Write out the material exactly, with the pictures left out.
-- begin --
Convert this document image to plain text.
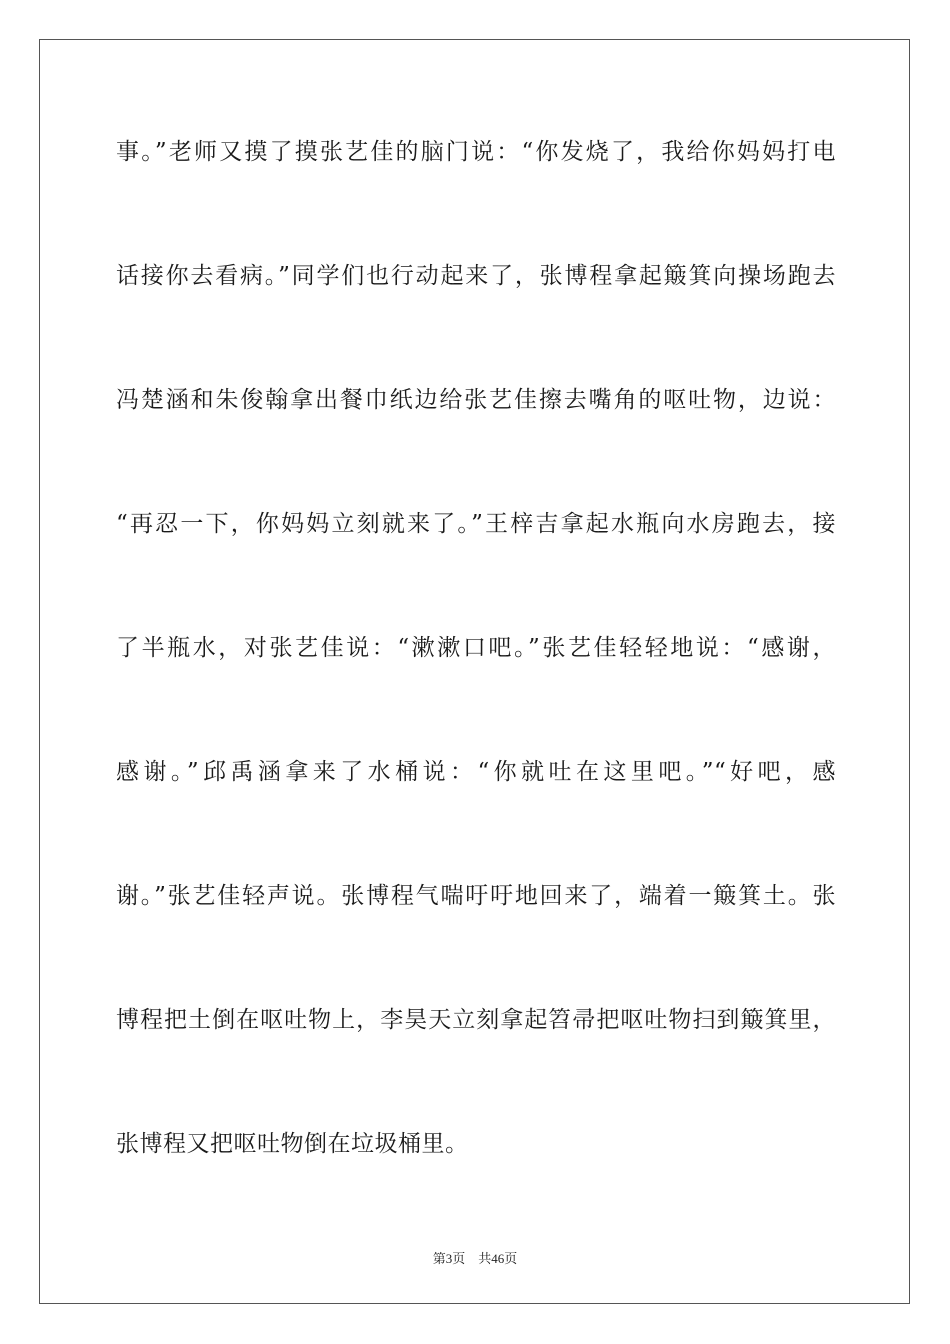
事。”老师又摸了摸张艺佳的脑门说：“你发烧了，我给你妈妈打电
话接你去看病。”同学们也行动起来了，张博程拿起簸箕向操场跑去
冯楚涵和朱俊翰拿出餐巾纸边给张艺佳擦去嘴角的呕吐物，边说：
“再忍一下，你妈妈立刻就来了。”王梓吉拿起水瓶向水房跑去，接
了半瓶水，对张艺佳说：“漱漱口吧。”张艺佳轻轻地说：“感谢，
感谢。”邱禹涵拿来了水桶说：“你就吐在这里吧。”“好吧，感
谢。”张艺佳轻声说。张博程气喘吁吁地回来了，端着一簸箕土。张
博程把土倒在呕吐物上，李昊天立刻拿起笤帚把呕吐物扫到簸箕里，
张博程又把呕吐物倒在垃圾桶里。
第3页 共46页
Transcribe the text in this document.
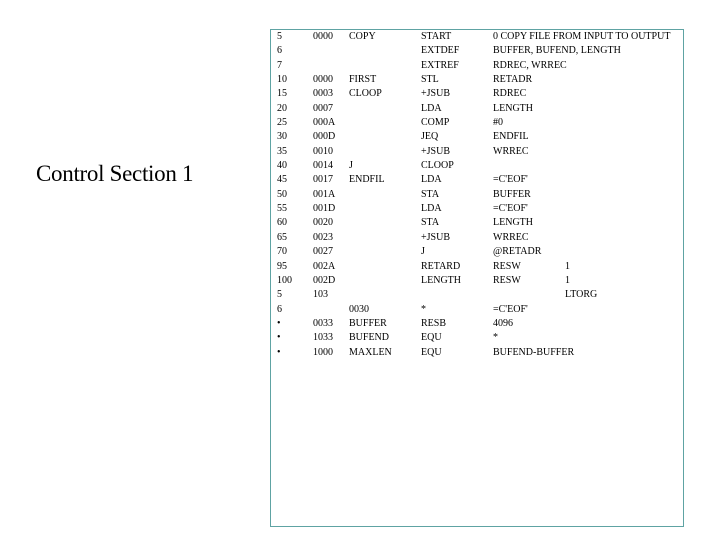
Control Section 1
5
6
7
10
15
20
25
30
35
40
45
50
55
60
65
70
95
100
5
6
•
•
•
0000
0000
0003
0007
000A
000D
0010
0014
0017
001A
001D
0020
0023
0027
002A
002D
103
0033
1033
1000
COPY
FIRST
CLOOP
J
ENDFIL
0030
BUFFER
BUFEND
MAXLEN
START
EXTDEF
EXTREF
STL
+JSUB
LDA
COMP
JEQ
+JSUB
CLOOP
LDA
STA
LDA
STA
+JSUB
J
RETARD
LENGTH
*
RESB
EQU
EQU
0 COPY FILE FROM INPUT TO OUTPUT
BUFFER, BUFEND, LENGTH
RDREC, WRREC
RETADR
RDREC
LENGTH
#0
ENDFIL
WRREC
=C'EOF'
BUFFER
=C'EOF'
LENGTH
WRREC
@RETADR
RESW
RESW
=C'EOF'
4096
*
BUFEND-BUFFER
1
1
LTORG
-- end --
SOLUTION FOR THIS EXERCISE:
Convert this document image to plain text.
事。”老师又摸了摸张艺佳的脑门说：“你发烧了，我给你妈妈打电
话接你去看病。”同学们也行动起来了，张博程拿起簸箕向操场跑去
冯楚涵和朱俊翰拿出餐巾纸边给张艺佳擦去嘴角的呕吐物，边说：
“再忍一下，你妈妈立刻就来了。”王梓吉拿起水瓶向水房跑去，接
了半瓶水，对张艺佳说：“漱漱口吧。”张艺佳轻轻地说：“感谢，
感谢。”邱禹涵拿来了水桶说：“你就吐在这里吧。”“好吧，感
谢。”张艺佳轻声说。张博程气喘吁吁地回来了，端着一簸箕土。张
博程把土倒在呕吐物上，李昊天立刻拿起笤帚把呕吐物扫到簸箕里，
张博程又把呕吐物倒在垃圾桶里。
第3页 共46页
Transcribe the text in this document.
Control Section 1
5
6
7
10
15
20
25
30
35
40
45
50
55
60
65
70
95
100
5
6
•
•
•
0000
0000
0003
0007
000A
000D
0010
0014
0017
001A
001D
0020
0023
0027
002A
002D
103
0033
1033
1000
COPY
FIRST
CLOOP
J
ENDFIL
0030
BUFFER
BUFEND
MAXLEN
START
EXTDEF
EXTREF
STL
+JSUB
LDA
COMP
JEQ
+JSUB
CLOOP
LDA
STA
LDA
STA
+JSUB
J
RETARD
LENGTH
*
RESB
EQU
EQU
0 COPY FILE FROM INPUT TO OUTPUT
BUFFER, BUFEND, LENGTH
RDREC, WRREC
RETADR
RDREC
LENGTH
#0
ENDFIL
WRREC
=C'EOF'
BUFFER
=C'EOF'
LENGTH
WRREC
@RETADR
RESW
RESW
=C'EOF'
4096
*
BUFEND-BUFFER
1
1
LTORG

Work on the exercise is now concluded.